----- MATERIAL TO PROCESS

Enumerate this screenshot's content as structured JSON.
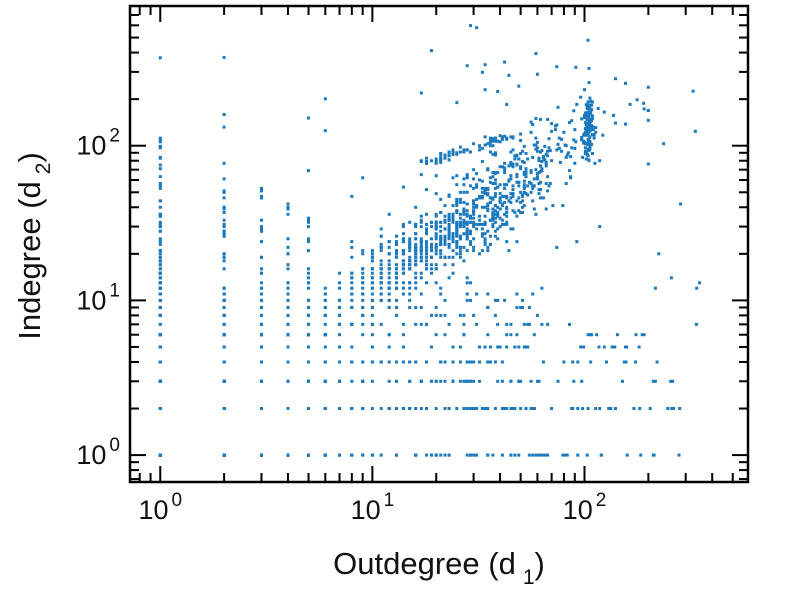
{
  "chart_data": {
    "type": "scatter",
    "title": "",
    "xlabel": "Outdegree (d1)",
    "ylabel": "Indegree (d2)",
    "xlabel_parts": {
      "text": "Outdegree (d",
      "sub": "1",
      "close": ")"
    },
    "ylabel_parts": {
      "text": "Indegree (d",
      "sub": "2",
      "close": ")"
    },
    "x_scale": "log",
    "y_scale": "log",
    "xlim": [
      0.72,
      590
    ],
    "ylim": [
      0.67,
      800
    ],
    "grid": false,
    "legend": "none",
    "x_major_ticks": [
      {
        "value": 1,
        "label": "10",
        "exp": "0"
      },
      {
        "value": 10,
        "label": "10",
        "exp": "1"
      },
      {
        "value": 100,
        "label": "10",
        "exp": "2"
      }
    ],
    "y_major_ticks": [
      {
        "value": 1,
        "label": "10",
        "exp": "0"
      },
      {
        "value": 10,
        "label": "10",
        "exp": "1"
      },
      {
        "value": 100,
        "label": "10",
        "exp": "2"
      }
    ],
    "marker": {
      "shape": "square",
      "size": 3,
      "color": "#1c79be"
    },
    "frame_color": "#000000",
    "seed": 7,
    "points_are_integer_degrees": true,
    "clusters": [
      {
        "name": "main-diagonal-cloud",
        "type": "diag",
        "n": 900,
        "mx": 1.42,
        "sx": 0.3,
        "slope": 0.95,
        "intercept": 0.17,
        "sy": 0.14,
        "lxclip": [
          0.0,
          2.3
        ]
      },
      {
        "name": "low-degree-grid",
        "type": "grid",
        "n": 520,
        "lxmin": 0.0,
        "lxmax": 1.8,
        "lymax": 1.08
      },
      {
        "name": "low-degree-grid-right",
        "type": "grid",
        "n": 70,
        "lxmin": 1.8,
        "lxmax": 2.45,
        "lymax": 0.9
      },
      {
        "name": "stripe-x1",
        "type": "stripe",
        "x": 1,
        "n": 95,
        "lymin": 0.0,
        "lymax": 2.08
      },
      {
        "name": "stripe-x2",
        "type": "stripe",
        "x": 2,
        "n": 55,
        "lymin": 0.0,
        "lymax": 1.85
      },
      {
        "name": "stripe-x3",
        "type": "stripe",
        "x": 3,
        "n": 45,
        "lymin": 0.0,
        "lymax": 1.75
      },
      {
        "name": "stripe-x4",
        "type": "stripe",
        "x": 4,
        "n": 38,
        "lymin": 0.0,
        "lymax": 1.65
      },
      {
        "name": "stripe-x5",
        "type": "stripe",
        "x": 5,
        "n": 32,
        "lymin": 0.0,
        "lymax": 1.6
      },
      {
        "name": "right-dense-clump",
        "type": "blob",
        "n": 110,
        "mx": 2.02,
        "sx": 0.013,
        "my": 2.13,
        "sy": 0.1
      },
      {
        "name": "upper-diagonal-streak",
        "type": "line",
        "n": 65,
        "lxmin": 1.22,
        "lxmax": 1.66,
        "slope": 0.45,
        "intercept": 1.33,
        "sy": 0.018
      },
      {
        "name": "sparse-outliers",
        "type": "uniform",
        "n": 85,
        "lxmin": -0.05,
        "lxmax": 2.6,
        "lymin": 0.0,
        "lymax": 2.6
      },
      {
        "name": "top-outliers",
        "type": "uniform",
        "n": 14,
        "lxmin": 1.05,
        "lxmax": 2.2,
        "lymin": 2.35,
        "lymax": 2.88
      }
    ]
  }
}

----------

* INSTRUCTION: The word "lymax" may occur in lines of the records. Report how many such lines there are, giving only the number.

* FINAL ANSWER: 9